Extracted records
+++

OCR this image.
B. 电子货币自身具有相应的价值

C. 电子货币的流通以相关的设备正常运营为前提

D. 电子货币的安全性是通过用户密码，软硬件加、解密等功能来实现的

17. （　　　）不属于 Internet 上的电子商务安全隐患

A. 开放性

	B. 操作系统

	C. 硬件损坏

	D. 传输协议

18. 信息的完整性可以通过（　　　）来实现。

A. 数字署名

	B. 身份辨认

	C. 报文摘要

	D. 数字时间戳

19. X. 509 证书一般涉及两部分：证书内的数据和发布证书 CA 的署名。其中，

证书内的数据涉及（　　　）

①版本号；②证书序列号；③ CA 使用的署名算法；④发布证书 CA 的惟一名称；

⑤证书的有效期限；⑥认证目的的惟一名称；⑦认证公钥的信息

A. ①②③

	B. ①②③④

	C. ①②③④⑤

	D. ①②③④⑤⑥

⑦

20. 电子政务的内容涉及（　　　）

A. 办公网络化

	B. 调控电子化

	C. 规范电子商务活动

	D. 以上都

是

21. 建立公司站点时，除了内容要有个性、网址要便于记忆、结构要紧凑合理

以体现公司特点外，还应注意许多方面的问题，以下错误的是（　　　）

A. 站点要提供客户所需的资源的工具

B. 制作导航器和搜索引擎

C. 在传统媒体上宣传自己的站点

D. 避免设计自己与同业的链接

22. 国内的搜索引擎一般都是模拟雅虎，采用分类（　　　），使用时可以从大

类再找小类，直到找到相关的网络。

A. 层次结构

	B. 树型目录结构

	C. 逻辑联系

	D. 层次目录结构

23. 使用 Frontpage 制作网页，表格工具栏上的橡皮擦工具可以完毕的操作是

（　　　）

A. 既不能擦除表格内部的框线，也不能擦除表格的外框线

+++

All the entries above need to be reproduced exactly.

OCR this image.
B. 电子货币自身具有相应的价值

C. 电子货币的流通以相关的设备正常运营为前提

D. 电子货币的安全性是通过用户密码，软硬件加、解密等功能来实现的

17. （　　　）不属于 Internet 上的电子商务安全隐患

A. 开放性

	B. 操作系统

	C. 硬件损坏

	D. 传输协议

18. 信息的完整性可以通过（　　　）来实现。

A. 数字署名

	B. 身份辨认

	C. 报文摘要

	D. 数字时间戳

19. X. 509 证书一般涉及两部分：证书内的数据和发布证书 CA 的署名。其中，

证书内的数据涉及（　　　）

①版本号；②证书序列号；③ CA 使用的署名算法；④发布证书 CA 的惟一名称；

⑤证书的有效期限；⑥认证目的的惟一名称；⑦认证公钥的信息

A. ①②③

	B. ①②③④

	C. ①②③④⑤

	D. ①②③④⑤⑥

⑦

20. 电子政务的内容涉及（　　　）

A. 办公网络化

	B. 调控电子化

	C. 规范电子商务活动

	D. 以上都

是

21. 建立公司站点时，除了内容要有个性、网址要便于记忆、结构要紧凑合理

以体现公司特点外，还应注意许多方面的问题，以下错误的是（　　　）

A. 站点要提供客户所需的资源的工具

B. 制作导航器和搜索引擎

C. 在传统媒体上宣传自己的站点

D. 避免设计自己与同业的链接

22. 国内的搜索引擎一般都是模拟雅虎，采用分类（　　　），使用时可以从大

类再找小类，直到找到相关的网络。

A. 层次结构

	B. 树型目录结构

	C. 逻辑联系

	D. 层次目录结构

23. 使用 Frontpage 制作网页，表格工具栏上的橡皮擦工具可以完毕的操作是

（　　　）

A. 既不能擦除表格内部的框线，也不能擦除表格的外框线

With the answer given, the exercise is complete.